Your goal
Reproduce each line from the records that holds "constraints".
— start Available records —
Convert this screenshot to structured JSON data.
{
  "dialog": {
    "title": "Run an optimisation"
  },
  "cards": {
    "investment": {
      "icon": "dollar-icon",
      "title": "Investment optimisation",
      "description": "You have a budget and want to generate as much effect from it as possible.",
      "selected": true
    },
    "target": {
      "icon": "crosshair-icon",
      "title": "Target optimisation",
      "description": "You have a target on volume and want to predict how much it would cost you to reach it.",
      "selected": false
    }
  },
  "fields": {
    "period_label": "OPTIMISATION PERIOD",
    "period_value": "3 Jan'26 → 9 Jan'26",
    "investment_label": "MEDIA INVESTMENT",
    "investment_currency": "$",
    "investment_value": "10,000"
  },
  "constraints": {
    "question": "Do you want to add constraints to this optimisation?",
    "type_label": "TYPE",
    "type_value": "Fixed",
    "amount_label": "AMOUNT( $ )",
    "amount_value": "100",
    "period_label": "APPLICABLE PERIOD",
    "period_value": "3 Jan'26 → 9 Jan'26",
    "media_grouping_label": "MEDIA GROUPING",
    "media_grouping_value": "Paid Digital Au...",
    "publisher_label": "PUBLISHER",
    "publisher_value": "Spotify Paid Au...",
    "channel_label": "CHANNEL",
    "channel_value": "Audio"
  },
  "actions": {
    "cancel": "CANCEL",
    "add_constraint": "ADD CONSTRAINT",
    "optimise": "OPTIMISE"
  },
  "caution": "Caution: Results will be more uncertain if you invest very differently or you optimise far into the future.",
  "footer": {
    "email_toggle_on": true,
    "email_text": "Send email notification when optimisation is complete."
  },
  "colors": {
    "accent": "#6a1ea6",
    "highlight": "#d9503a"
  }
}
— end Available records —
Result of this exercise
  "constraints": {
    "question": "Do you want to add constraints to this optimisation?",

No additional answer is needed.